[What is expected]
Copy the discussion of OpenBSD and systemd sandboxing below in full, word for word.

[Selected extract]
"""

I’m not an active OpenBSD user, but I’m reasonably confident that the OpenBSD W^X check kills any violating process since about 2016. Applies to all executables (not just system services/daemons with conscientious maintainers who think to apply that setting) except if the filesystem is mounted wxallowed. I think that’s a strict improvement.

I like systemd on Linux, but I think the systemd sandboxing is chasing OpenBSD, not the other way around.

Doesn't systemd's sandboxing do seccomp-bpf? Pledge is an interesting system, but it's not BPF.
systemd’s syscall filtering is pretty good and comparable to pledge in terms of ease of use — both let you use nice aliases for sets of syscalls, like stdio or @aio. I’ve only _played_ with both, so my opinions are weakly held, but pledge+unveil excel for designing a system where I have full source code control/authorship, and systemd’s sandbox excels for deploying third party services. pledge+unveil just make it so easy to incrementally drop privileges after your initialization phase(s), where for systemd, so far as I know, you’d have to have separate service files for the smaller sandboxes of subsequent phases — or better yet, use seccomp-bpf directly, or even better... a pledge-like wrapper on top.

Ideally your app wouldn’t need any more syscalls at startup than it needs later on though, so it’s quite legitimate to argue it’s no big deal at all, or that systemd encourages better design discipline.

"""

[Data provided]
"""

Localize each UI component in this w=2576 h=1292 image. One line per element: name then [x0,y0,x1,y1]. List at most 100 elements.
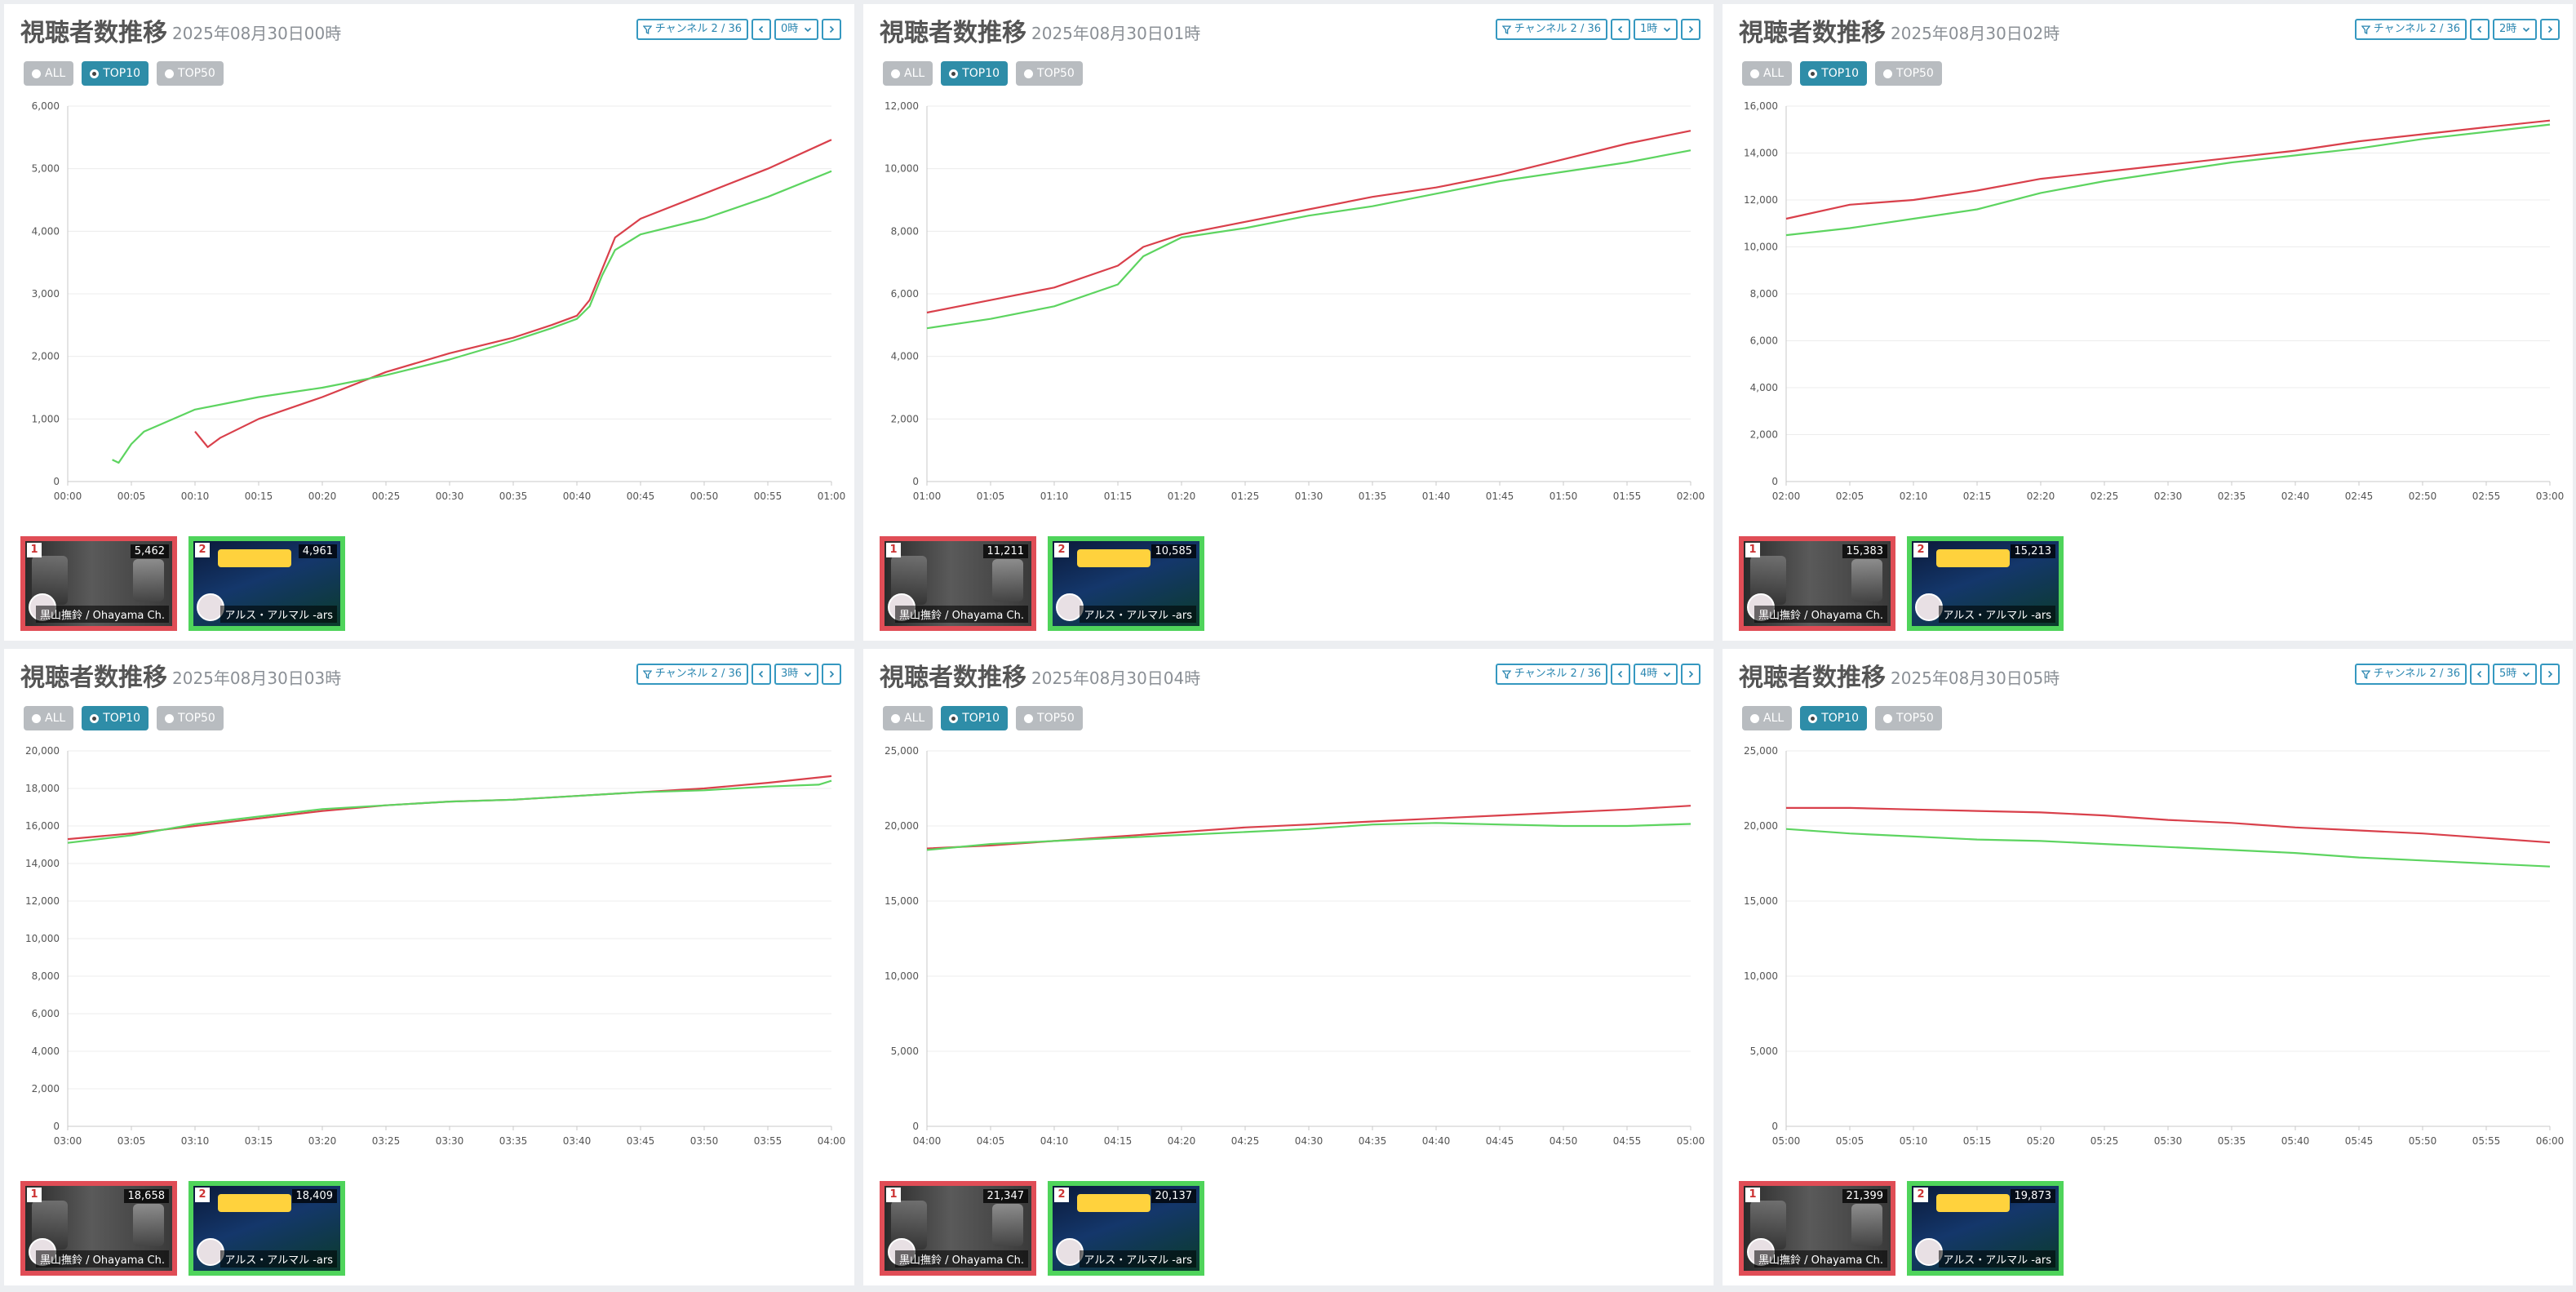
channel-filter-button[interactable]: チャンネル 2 / 36 [2354,19,2467,40]
next-hour-button[interactable] [822,664,841,685]
tab-all[interactable]: ALL [883,706,933,730]
chart-date: 2025年08月30日03時 [172,668,342,688]
x-tick-label: 03:05 [117,1135,146,1147]
x-tick-label: 05:05 [1836,1135,1864,1147]
tab-all[interactable]: ALL [1742,706,1793,730]
channel-thumbnail[interactable]: 2 18,409 アルス・アルマル -ars [188,1181,345,1276]
channel-thumbnail[interactable]: 1 21,399 黒山撫鈴 / Ohayama Ch. [1739,1181,1895,1276]
prev-hour-button[interactable] [2470,19,2490,40]
next-hour-button[interactable] [1681,19,1700,40]
y-tick-label: 25,000 [885,745,919,757]
tab-all[interactable]: ALL [24,61,74,86]
chevron-down-icon [804,27,812,33]
next-hour-button[interactable] [1681,664,1700,685]
tab-top10[interactable]: TOP10 [1800,61,1868,86]
tab-top50[interactable]: TOP50 [1875,706,1942,730]
rank-badge: 1 [27,543,42,557]
viewer-line-chart: 0 2,000 4,000 6,000 8,000 10,000 12,000 01:00 01… [885,100,1705,502]
channel-name: 黒山撫鈴 / Ohayama Ch. [36,606,169,623]
tab-top50[interactable]: TOP50 [1875,61,1942,86]
y-tick-label: 0 [1771,1121,1778,1132]
chevron-left-icon [1617,670,1623,678]
chart-controls: チャンネル 2 / 36 0時 [636,19,841,40]
x-tick-label: 03:40 [563,1135,592,1147]
radio-icon [165,69,175,78]
prev-hour-button[interactable] [2470,664,2490,685]
channel-thumbnail[interactable]: 2 10,585 アルス・アルマル -ars [1048,536,1204,631]
prev-hour-button[interactable] [752,664,771,685]
tab-top50[interactable]: TOP50 [157,706,224,730]
y-tick-label: 16,000 [1744,100,1778,112]
y-tick-label: 20,000 [1744,820,1778,832]
avatar [1915,1238,1943,1266]
tab-top50[interactable]: TOP50 [1016,706,1083,730]
hour-select[interactable]: 1時 [1634,19,1678,40]
x-tick-label: 05:40 [2281,1135,2310,1147]
prev-hour-button[interactable] [1611,664,1630,685]
x-tick-label: 03:00 [2536,491,2565,502]
viewer-count: 15,213 [2010,544,2055,558]
chart-date: 2025年08月30日02時 [1891,24,2060,43]
next-hour-button[interactable] [2540,19,2560,40]
channel-filter-button[interactable]: チャンネル 2 / 36 [1495,19,1607,40]
hour-select[interactable]: 2時 [2493,19,2537,40]
page-title: 視聴者数推移 [1739,19,1886,47]
tab-label: TOP10 [1821,712,1860,725]
radio-dot [1811,716,1816,721]
tab-all[interactable]: ALL [1742,61,1793,86]
channel-thumbnail[interactable]: 2 19,873 アルス・アルマル -ars [1907,1181,2064,1276]
channel-filter-button[interactable]: チャンネル 2 / 36 [1495,664,1607,685]
tab-label: TOP10 [962,67,1000,80]
viewer-line-chart: 0 2,000 4,000 6,000 8,000 10,000 12,000 14,000 1… [25,745,845,1147]
tab-all[interactable]: ALL [24,706,74,730]
channel-filter-button[interactable]: チャンネル 2 / 36 [636,19,748,40]
series-line-2 [112,170,832,464]
tab-all[interactable]: ALL [883,61,933,86]
channel-thumbnail[interactable]: 2 20,137 アルス・アルマル -ars [1048,1181,1204,1276]
chart-panel: 視聴者数推移 2025年08月30日03時 チャンネル 2 / 36 3時 ALL TOP… [4,649,854,1285]
tab-top10[interactable]: TOP10 [82,706,149,730]
hour-select[interactable]: 3時 [774,664,818,685]
channel-thumbnail[interactable]: 1 15,383 黒山撫鈴 / Ohayama Ch. [1739,536,1895,631]
hour-select[interactable]: 4時 [1634,664,1678,685]
x-tick-label: 00:25 [372,491,401,502]
channel-thumbnail[interactable]: 2 4,961 アルス・アルマル -ars [188,536,345,631]
channel-thumbnail[interactable]: 1 5,462 黒山撫鈴 / Ohayama Ch. [20,536,177,631]
tab-top50[interactable]: TOP50 [1016,61,1083,86]
rank-badge: 2 [1054,543,1069,557]
channel-thumbnail[interactable]: 2 15,213 アルス・アルマル -ars [1907,536,2064,631]
next-hour-button[interactable] [822,19,841,40]
chart-controls: チャンネル 2 / 36 4時 [1495,664,1700,685]
channel-name: 黒山撫鈴 / Ohayama Ch. [895,606,1028,623]
hour-select[interactable]: 0時 [774,19,818,40]
viewer-line-chart: 0 2,000 4,000 6,000 8,000 10,000 12,000 14,000 1… [1744,100,2565,502]
tab-top10[interactable]: TOP10 [941,61,1009,86]
prev-hour-button[interactable] [1611,19,1630,40]
series-line-1 [1785,119,2551,220]
tab-top10[interactable]: TOP10 [1800,706,1868,730]
avatar [1056,1238,1084,1266]
rank-badge: 1 [27,1188,42,1202]
tab-label: TOP50 [1037,712,1075,725]
prev-hour-button[interactable] [752,19,771,40]
channel-filter-button[interactable]: チャンネル 2 / 36 [636,664,748,685]
channel-filter-button[interactable]: チャンネル 2 / 36 [2354,664,2467,685]
next-hour-button[interactable] [2540,664,2560,685]
chevron-right-icon [829,25,835,33]
y-tick-label: 5,000 [32,163,60,175]
thumbnail-art [1851,559,1882,602]
channel-thumbnail[interactable]: 1 21,347 黒山撫鈴 / Ohayama Ch. [880,1181,1036,1276]
x-tick-label: 04:55 [1613,1135,1642,1147]
tab-top10[interactable]: TOP10 [82,61,149,86]
tab-top50[interactable]: TOP50 [157,61,224,86]
rank-badge: 1 [1745,543,1760,557]
y-tick-label: 4,000 [1750,382,1778,393]
tab-top10[interactable]: TOP10 [941,706,1009,730]
x-tick-label: 05:10 [1900,1135,1928,1147]
hour-select[interactable]: 5時 [2493,664,2537,685]
channel-thumbnail[interactable]: 1 11,211 黒山撫鈴 / Ohayama Ch. [880,536,1036,631]
channel-thumbnails: 1 11,211 黒山撫鈴 / Ohayama Ch. 2 10,585 アルス・アルマル… [880,536,1204,631]
channel-thumbnail[interactable]: 1 18,658 黒山撫鈴 / Ohayama Ch. [20,1181,177,1276]
x-tick-label: 03:20 [308,1135,337,1147]
chevron-down-icon [804,672,812,677]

"""

[Exercise answer]
I’m not an active OpenBSD user, but I’m reasonably confident that the OpenBSD W^X check kills any violating process since about 2016. Applies to all executables (not just system services/daemons with conscientious maintainers who think to apply that setting) except if the filesystem is mounted wxallowed. I think that’s a strict improvement.

I like systemd on Linux, but I think the systemd sandboxing is chasing OpenBSD, not the other way around.

Doesn't systemd's sandboxing do seccomp-bpf? Pledge is an interesting system, but it's not BPF.
systemd’s syscall filtering is pretty good and comparable to pledge in terms of ease of use — both let you use nice aliases for sets of syscalls, like stdio or @aio. I’ve only _played_ with both, so my opinions are weakly held, but pledge+unveil excel for designing a system where I have full source code control/authorship, and systemd’s sandbox excels for deploying third party services. pledge+unveil just make it so easy to incrementally drop privileges after your initialization phase(s), where for systemd, so far as I know, you’d have to have separate service files for the smaller sandboxes of subsequent phases — or better yet, use seccomp-bpf directly, or even better... a pledge-like wrapper on top.

Ideally your app wouldn’t need any more syscalls at startup than it needs later on though, so it’s quite legitimate to argue it’s no big deal at all, or that systemd encourages better design discipline.